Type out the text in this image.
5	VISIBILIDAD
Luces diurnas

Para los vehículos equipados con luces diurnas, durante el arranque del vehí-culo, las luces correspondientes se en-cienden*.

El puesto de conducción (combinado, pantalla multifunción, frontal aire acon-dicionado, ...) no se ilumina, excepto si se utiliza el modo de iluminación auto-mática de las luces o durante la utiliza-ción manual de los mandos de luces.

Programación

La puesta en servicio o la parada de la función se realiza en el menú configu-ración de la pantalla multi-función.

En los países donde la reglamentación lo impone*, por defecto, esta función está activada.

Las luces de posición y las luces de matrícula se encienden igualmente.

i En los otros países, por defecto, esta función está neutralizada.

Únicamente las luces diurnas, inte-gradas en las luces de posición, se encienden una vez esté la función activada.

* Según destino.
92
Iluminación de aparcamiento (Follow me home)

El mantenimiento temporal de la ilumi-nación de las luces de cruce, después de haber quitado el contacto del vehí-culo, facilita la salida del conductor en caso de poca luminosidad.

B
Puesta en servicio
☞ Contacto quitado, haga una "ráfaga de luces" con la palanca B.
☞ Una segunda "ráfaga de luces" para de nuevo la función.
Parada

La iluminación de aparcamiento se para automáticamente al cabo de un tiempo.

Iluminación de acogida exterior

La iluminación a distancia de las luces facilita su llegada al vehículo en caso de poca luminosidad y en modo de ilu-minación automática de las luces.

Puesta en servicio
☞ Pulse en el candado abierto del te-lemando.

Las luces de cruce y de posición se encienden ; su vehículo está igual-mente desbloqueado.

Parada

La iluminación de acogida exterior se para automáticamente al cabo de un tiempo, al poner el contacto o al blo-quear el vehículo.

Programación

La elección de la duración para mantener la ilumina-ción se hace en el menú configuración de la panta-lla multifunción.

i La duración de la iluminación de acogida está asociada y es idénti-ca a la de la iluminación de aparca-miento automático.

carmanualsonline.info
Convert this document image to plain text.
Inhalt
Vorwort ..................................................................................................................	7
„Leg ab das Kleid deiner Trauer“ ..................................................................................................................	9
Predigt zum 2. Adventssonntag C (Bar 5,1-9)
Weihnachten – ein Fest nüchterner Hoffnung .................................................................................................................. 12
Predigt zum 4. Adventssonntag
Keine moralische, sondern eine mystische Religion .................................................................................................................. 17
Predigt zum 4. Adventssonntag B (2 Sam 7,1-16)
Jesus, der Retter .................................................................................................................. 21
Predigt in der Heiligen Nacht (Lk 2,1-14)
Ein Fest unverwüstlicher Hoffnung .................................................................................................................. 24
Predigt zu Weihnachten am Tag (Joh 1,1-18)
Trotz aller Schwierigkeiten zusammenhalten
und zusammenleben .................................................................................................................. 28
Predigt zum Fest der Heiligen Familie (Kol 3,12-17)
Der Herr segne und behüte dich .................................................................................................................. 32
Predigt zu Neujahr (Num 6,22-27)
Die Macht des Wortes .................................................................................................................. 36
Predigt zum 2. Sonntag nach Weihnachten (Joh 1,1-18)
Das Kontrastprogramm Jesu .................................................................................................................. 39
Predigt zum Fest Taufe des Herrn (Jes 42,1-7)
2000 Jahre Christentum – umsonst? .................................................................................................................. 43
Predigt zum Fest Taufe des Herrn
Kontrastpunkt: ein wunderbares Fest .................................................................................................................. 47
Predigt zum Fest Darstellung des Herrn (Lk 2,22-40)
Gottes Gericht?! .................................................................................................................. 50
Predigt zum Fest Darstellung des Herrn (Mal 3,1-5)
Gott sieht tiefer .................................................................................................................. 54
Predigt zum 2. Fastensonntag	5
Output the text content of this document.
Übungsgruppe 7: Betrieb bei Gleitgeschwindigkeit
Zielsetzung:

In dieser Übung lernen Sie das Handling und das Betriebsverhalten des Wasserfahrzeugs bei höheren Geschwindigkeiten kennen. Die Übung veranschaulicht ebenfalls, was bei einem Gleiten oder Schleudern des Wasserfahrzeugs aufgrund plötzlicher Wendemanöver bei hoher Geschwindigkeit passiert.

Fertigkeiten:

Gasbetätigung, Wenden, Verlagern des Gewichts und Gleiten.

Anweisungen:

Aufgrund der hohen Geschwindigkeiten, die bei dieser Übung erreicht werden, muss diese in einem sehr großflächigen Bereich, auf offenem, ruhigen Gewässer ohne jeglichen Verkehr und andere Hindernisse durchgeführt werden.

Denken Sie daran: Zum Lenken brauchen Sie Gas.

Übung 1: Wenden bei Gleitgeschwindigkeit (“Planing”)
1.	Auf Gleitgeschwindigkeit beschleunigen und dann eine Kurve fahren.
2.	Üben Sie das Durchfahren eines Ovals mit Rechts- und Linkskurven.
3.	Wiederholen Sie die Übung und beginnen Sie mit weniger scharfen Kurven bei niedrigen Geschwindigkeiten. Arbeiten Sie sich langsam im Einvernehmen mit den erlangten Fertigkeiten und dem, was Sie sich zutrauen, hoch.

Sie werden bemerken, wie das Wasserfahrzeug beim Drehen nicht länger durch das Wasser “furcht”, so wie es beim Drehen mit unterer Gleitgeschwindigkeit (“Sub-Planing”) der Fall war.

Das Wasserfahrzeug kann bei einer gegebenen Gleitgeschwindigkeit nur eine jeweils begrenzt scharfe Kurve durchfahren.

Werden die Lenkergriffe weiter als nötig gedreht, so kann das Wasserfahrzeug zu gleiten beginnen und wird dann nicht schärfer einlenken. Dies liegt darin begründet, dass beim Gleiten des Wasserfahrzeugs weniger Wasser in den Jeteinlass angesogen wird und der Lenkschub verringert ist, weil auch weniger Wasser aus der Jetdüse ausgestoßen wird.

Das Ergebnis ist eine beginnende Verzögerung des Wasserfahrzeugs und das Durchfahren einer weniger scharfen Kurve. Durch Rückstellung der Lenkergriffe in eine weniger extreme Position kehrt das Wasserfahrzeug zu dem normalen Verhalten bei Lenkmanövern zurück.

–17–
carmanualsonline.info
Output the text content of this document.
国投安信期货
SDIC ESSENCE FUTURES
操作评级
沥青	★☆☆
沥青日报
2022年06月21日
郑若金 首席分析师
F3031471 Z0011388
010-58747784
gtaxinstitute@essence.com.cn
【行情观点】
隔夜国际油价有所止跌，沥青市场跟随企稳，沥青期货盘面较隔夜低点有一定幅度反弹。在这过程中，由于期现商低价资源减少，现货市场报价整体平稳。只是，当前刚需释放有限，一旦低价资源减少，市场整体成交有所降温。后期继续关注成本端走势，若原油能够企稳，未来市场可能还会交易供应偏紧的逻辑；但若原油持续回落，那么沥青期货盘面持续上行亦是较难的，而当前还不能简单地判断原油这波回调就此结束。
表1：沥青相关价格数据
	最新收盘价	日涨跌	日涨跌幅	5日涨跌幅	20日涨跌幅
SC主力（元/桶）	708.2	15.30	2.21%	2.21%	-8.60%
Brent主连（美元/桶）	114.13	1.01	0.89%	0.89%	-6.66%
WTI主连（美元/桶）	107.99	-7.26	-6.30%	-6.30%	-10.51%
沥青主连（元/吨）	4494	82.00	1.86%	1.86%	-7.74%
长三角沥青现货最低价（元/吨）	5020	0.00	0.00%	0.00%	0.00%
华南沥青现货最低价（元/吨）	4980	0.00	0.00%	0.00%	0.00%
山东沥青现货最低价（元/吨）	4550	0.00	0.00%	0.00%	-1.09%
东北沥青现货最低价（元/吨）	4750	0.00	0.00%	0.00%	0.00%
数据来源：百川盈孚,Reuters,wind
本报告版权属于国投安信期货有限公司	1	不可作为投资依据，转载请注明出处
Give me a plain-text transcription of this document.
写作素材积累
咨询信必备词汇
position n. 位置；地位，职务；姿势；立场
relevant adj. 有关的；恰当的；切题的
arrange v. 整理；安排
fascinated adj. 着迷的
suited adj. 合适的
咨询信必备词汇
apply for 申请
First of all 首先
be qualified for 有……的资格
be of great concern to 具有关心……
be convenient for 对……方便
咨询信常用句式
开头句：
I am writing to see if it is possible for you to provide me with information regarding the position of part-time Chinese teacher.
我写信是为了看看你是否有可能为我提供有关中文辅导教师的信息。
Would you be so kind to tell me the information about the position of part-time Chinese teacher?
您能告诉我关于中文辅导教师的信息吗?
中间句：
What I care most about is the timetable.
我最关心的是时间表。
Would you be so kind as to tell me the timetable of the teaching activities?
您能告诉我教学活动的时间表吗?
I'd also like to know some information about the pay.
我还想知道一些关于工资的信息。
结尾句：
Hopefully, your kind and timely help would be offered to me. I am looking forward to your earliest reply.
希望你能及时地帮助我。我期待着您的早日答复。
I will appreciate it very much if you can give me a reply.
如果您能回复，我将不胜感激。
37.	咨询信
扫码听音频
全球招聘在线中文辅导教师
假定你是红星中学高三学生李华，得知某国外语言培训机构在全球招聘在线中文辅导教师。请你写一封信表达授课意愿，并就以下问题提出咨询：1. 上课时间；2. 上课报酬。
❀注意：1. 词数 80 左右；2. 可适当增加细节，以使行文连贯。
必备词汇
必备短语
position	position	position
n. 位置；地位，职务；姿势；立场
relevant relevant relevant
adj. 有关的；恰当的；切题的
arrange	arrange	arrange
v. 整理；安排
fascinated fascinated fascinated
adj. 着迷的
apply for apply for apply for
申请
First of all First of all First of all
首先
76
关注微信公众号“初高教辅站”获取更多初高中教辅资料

● Objective: Give the number of lines in the records that contain the string "einem", with no other output.

● Worked solution: 2